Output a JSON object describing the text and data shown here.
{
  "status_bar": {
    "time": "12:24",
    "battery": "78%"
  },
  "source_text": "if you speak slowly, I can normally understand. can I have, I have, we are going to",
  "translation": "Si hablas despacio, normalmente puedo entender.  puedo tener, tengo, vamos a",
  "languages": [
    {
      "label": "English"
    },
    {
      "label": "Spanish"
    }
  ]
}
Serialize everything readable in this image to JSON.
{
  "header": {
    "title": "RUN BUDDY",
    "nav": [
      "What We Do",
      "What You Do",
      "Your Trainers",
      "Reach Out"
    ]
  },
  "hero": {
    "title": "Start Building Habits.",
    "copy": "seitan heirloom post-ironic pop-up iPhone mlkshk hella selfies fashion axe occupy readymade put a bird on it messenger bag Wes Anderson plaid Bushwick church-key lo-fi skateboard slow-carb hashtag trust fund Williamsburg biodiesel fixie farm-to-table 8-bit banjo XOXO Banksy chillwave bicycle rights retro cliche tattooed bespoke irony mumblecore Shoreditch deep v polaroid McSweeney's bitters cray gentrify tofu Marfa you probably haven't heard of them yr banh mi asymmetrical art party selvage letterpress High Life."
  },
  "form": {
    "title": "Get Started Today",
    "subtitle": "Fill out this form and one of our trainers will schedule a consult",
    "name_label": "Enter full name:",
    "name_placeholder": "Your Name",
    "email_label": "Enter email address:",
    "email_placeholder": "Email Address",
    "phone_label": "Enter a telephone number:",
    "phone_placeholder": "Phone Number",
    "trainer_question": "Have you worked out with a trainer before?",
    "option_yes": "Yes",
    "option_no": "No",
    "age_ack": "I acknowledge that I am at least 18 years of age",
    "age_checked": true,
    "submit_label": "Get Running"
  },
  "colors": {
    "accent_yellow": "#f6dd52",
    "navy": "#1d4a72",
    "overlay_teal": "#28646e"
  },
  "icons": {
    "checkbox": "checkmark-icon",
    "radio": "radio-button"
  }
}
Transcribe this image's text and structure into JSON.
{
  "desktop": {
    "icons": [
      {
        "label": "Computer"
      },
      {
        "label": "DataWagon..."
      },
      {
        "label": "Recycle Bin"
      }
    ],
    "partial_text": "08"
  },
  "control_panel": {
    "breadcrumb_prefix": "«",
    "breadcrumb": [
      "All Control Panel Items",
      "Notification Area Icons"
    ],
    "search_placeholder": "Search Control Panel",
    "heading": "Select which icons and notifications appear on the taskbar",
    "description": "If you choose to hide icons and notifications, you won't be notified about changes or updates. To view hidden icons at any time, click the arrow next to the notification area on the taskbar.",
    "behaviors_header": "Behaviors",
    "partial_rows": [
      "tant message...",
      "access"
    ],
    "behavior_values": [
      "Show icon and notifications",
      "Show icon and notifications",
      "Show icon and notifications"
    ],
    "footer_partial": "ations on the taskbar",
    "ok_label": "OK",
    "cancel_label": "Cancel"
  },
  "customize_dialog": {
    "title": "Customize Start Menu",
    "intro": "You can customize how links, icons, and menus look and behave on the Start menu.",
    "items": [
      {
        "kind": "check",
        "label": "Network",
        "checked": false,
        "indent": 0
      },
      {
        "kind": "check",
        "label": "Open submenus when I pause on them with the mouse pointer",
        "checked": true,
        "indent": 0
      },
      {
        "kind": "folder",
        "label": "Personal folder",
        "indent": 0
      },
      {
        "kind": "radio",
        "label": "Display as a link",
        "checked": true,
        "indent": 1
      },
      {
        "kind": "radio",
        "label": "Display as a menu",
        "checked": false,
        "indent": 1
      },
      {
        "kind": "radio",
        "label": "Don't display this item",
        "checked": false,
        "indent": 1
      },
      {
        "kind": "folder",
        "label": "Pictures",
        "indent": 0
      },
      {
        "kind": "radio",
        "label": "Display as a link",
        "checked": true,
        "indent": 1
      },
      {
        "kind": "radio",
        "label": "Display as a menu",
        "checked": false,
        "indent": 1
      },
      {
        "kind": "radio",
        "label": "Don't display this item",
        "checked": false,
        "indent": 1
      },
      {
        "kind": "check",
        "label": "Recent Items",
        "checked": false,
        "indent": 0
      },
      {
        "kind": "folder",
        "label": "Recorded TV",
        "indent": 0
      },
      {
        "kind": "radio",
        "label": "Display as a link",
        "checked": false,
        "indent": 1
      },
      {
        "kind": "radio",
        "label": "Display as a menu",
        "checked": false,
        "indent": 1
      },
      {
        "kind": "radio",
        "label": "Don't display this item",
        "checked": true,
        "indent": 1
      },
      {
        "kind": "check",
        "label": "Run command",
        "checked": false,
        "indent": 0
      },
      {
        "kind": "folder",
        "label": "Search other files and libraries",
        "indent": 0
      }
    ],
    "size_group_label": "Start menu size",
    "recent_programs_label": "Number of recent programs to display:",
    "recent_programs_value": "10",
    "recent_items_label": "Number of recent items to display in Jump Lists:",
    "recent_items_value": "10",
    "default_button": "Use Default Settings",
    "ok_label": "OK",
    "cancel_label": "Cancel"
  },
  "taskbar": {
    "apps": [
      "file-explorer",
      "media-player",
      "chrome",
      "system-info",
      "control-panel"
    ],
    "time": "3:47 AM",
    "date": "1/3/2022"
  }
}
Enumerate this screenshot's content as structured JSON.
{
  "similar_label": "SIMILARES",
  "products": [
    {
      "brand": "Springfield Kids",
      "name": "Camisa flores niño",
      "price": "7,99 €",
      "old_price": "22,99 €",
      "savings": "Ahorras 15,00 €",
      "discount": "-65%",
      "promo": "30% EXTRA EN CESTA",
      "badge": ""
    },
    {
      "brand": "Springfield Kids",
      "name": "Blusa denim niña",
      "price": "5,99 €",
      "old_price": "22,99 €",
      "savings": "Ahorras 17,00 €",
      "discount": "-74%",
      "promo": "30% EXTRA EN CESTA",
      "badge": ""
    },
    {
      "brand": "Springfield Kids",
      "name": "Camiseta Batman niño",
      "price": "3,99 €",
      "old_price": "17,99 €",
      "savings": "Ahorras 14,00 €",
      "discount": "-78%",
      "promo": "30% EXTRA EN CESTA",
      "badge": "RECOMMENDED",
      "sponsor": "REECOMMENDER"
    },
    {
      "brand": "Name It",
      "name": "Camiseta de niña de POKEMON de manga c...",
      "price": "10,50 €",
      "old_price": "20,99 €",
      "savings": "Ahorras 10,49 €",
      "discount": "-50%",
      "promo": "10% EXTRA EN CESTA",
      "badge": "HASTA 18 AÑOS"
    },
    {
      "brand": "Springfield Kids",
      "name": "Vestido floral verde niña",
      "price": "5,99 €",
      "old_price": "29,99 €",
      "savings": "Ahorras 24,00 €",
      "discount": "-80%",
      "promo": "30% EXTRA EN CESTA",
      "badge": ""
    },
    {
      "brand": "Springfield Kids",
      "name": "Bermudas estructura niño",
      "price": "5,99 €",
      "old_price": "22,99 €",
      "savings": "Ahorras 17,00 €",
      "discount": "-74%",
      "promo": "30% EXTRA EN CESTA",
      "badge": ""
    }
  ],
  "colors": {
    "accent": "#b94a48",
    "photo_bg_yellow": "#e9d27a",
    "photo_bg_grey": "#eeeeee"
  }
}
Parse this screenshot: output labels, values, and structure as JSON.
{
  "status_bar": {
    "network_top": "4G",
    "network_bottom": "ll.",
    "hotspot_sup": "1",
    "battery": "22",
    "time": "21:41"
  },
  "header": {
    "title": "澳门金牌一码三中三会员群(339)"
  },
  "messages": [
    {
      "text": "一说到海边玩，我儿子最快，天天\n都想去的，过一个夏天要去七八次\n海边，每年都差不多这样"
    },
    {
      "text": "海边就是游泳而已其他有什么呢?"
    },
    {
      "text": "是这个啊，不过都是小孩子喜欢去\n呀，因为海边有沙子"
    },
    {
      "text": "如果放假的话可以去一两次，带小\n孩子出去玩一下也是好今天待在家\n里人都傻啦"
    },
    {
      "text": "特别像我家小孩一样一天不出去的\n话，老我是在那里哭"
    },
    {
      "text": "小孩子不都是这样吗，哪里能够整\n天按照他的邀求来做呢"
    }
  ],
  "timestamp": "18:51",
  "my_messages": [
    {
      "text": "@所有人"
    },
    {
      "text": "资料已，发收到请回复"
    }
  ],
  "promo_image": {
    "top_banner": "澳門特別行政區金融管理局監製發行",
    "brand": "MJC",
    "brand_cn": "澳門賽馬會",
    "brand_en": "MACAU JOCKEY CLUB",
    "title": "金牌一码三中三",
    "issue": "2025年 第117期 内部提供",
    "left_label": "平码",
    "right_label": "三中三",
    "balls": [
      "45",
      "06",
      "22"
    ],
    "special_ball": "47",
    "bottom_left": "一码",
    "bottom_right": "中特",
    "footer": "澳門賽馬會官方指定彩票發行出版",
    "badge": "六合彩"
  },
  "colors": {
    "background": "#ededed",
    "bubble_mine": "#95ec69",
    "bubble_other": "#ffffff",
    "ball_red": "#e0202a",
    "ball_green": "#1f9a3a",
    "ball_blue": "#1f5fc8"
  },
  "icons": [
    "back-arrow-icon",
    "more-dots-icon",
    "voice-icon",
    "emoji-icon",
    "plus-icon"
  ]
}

********

The exercise: Exactly reproduce the lines beginning with the one that contains "Parse this screenshot: output" and ending with the last line of the material, both included. Leave out everything else.

Completed task:
Parse this screenshot: output labels, values, and structure as JSON.
{
  "status_bar": {
    "network_top": "4G",
    "network_bottom": "ll.",
    "hotspot_sup": "1",
    "battery": "22",
    "time": "21:41"
  },
  "header": {
    "title": "澳门金牌一码三中三会员群(339)"
  },
  "messages": [
    {
      "text": "一说到海边玩，我儿子最快，天天\n都想去的，过一个夏天要去七八次\n海边，每年都差不多这样"
    },
    {
      "text": "海边就是游泳而已其他有什么呢?"
    },
    {
      "text": "是这个啊，不过都是小孩子喜欢去\n呀，因为海边有沙子"
    },
    {
      "text": "如果放假的话可以去一两次，带小\n孩子出去玩一下也是好今天待在家\n里人都傻啦"
    },
    {
      "text": "特别像我家小孩一样一天不出去的\n话，老我是在那里哭"
    },
    {
      "text": "小孩子不都是这样吗，哪里能够整\n天按照他的邀求来做呢"
    }
  ],
  "timestamp": "18:51",
  "my_messages": [
    {
      "text": "@所有人"
    },
    {
      "text": "资料已，发收到请回复"
    }
  ],
  "promo_image": {
    "top_banner": "澳門特別行政區金融管理局監製發行",
    "brand": "MJC",
    "brand_cn": "澳門賽馬會",
    "brand_en": "MACAU JOCKEY CLUB",
    "title": "金牌一码三中三",
    "issue": "2025年 第117期 内部提供",
    "left_label": "平码",
    "right_label": "三中三",
    "balls": [
      "45",
      "06",
      "22"
    ],
    "special_ball": "47",
    "bottom_left": "一码",
    "bottom_right": "中特",
    "footer": "澳門賽馬會官方指定彩票發行出版",
    "badge": "六合彩"
  },
  "colors": {
    "background": "#ededed",
    "bubble_mine": "#95ec69",
    "bubble_other": "#ffffff",
    "ball_red": "#e0202a",
    "ball_green": "#1f9a3a",
    "ball_blue": "#1f5fc8"
  },
  "icons": [
    "back-arrow-icon",
    "more-dots-icon",
    "voice-icon",
    "emoji-icon",
    "plus-icon"
  ]
}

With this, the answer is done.